## start

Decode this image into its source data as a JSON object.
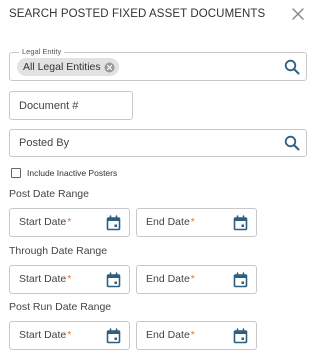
{
  "header": {
    "title": "SEARCH POSTED FIXED ASSET DOCUMENTS",
    "close_icon": "close-icon"
  },
  "legal_entity": {
    "label": "Legal Entity",
    "chip_label": "All Legal Entities",
    "chip_remove_icon": "circle-x-icon",
    "search_icon": "search-icon"
  },
  "document": {
    "placeholder": "Document #"
  },
  "posted_by": {
    "placeholder": "Posted By",
    "search_icon": "search-icon"
  },
  "include_inactive": {
    "label": "Include Inactive Posters",
    "checked": false
  },
  "post_date_range": {
    "label": "Post Date Range",
    "start_label": "Start Date",
    "end_label": "End Date",
    "required_mark": "*"
  },
  "through_date_range": {
    "label": "Through Date Range",
    "start_label": "Start Date",
    "end_label": "End Date",
    "required_mark": "*"
  },
  "post_run_date_range": {
    "label": "Post Run Date Range",
    "start_label": "Start Date",
    "end_label": "End Date",
    "required_mark": "*"
  },
  "colors": {
    "required": "#e0782b",
    "icon": "#2e5f80",
    "border": "#c8c8c8",
    "chip_bg": "#e2e2e2"
  }
}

## end

Problem statement:
Copy every entry exactly as written. Pictures are excluded.

Solved exercise:
Decode this image into its source data as a JSON object.
{
  "header": {
    "title": "SEARCH POSTED FIXED ASSET DOCUMENTS",
    "close_icon": "close-icon"
  },
  "legal_entity": {
    "label": "Legal Entity",
    "chip_label": "All Legal Entities",
    "chip_remove_icon": "circle-x-icon",
    "search_icon": "search-icon"
  },
  "document": {
    "placeholder": "Document #"
  },
  "posted_by": {
    "placeholder": "Posted By",
    "search_icon": "search-icon"
  },
  "include_inactive": {
    "label": "Include Inactive Posters",
    "checked": false
  },
  "post_date_range": {
    "label": "Post Date Range",
    "start_label": "Start Date",
    "end_label": "End Date",
    "required_mark": "*"
  },
  "through_date_range": {
    "label": "Through Date Range",
    "start_label": "Start Date",
    "end_label": "End Date",
    "required_mark": "*"
  },
  "post_run_date_range": {
    "label": "Post Run Date Range",
    "start_label": "Start Date",
    "end_label": "End Date",
    "required_mark": "*"
  },
  "colors": {
    "required": "#e0782b",
    "icon": "#2e5f80",
    "border": "#c8c8c8",
    "chip_bg": "#e2e2e2"
  }
}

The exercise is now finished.